- Spatial annotation entries -
···

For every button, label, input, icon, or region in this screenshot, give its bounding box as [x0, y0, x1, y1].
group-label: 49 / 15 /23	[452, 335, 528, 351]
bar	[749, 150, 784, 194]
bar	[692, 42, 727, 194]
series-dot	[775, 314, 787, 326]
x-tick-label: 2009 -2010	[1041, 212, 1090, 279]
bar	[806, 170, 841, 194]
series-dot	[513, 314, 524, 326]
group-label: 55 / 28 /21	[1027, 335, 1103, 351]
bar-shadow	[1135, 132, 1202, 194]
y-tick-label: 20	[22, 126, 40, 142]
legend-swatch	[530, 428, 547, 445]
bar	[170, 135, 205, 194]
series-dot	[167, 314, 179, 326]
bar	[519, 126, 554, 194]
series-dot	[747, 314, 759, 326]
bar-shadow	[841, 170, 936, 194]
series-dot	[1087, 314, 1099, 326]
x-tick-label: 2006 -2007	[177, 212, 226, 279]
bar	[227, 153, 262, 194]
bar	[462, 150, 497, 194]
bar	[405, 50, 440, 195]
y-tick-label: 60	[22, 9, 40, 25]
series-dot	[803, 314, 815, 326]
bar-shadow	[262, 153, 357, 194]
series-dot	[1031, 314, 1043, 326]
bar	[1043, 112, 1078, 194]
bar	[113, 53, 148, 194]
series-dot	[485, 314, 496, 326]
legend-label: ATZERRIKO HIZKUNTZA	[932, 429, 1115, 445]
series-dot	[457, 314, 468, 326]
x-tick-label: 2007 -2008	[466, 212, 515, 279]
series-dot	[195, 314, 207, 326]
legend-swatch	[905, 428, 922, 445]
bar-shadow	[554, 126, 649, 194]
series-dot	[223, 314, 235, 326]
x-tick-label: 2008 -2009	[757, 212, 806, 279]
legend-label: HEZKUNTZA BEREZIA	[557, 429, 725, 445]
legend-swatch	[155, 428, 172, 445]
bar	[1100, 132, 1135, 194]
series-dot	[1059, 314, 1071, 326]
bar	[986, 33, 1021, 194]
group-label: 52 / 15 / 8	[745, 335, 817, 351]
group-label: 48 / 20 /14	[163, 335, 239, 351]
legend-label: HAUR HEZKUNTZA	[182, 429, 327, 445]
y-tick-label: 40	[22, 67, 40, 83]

···

- Your objective -
Revise the records so that each "series-dot" reads "data-point", with everything else left unchanged.

- Task solution -
For every button, label, input, icon, or region in this screenshot, give its bounding box as [x0, y0, x1, y1].
group-label: 49 / 15 /23	[452, 335, 528, 351]
bar	[749, 150, 784, 194]
bar	[692, 42, 727, 194]
data-point	[775, 314, 787, 326]
x-tick-label: 2009 -2010	[1041, 212, 1090, 279]
bar	[806, 170, 841, 194]
data-point	[513, 314, 524, 326]
group-label: 55 / 28 /21	[1027, 335, 1103, 351]
bar-shadow	[1135, 132, 1202, 194]
y-tick-label: 20	[22, 126, 40, 142]
legend-swatch	[530, 428, 547, 445]
bar	[170, 135, 205, 194]
data-point	[167, 314, 179, 326]
bar	[519, 126, 554, 194]
data-point	[747, 314, 759, 326]
bar-shadow	[841, 170, 936, 194]
data-point	[1087, 314, 1099, 326]
x-tick-label: 2006 -2007	[177, 212, 226, 279]
bar	[227, 153, 262, 194]
bar	[462, 150, 497, 194]
bar	[405, 50, 440, 195]
y-tick-label: 60	[22, 9, 40, 25]
data-point	[803, 314, 815, 326]
bar-shadow	[262, 153, 357, 194]
data-point	[1031, 314, 1043, 326]
bar	[1043, 112, 1078, 194]
bar	[113, 53, 148, 194]
data-point	[485, 314, 496, 326]
legend-label: ATZERRIKO HIZKUNTZA	[932, 429, 1115, 445]
data-point	[457, 314, 468, 326]
x-tick-label: 2007 -2008	[466, 212, 515, 279]
data-point	[195, 314, 207, 326]
legend-swatch	[905, 428, 922, 445]
bar-shadow	[554, 126, 649, 194]
data-point	[223, 314, 235, 326]
x-tick-label: 2008 -2009	[757, 212, 806, 279]
legend-label: HEZKUNTZA BEREZIA	[557, 429, 725, 445]
legend-swatch	[155, 428, 172, 445]
bar	[1100, 132, 1135, 194]
data-point	[1059, 314, 1071, 326]
bar	[986, 33, 1021, 194]
group-label: 52 / 15 / 8	[745, 335, 817, 351]
group-label: 48 / 20 /14	[163, 335, 239, 351]
legend-label: HAUR HEZKUNTZA	[182, 429, 327, 445]
y-tick-label: 40	[22, 67, 40, 83]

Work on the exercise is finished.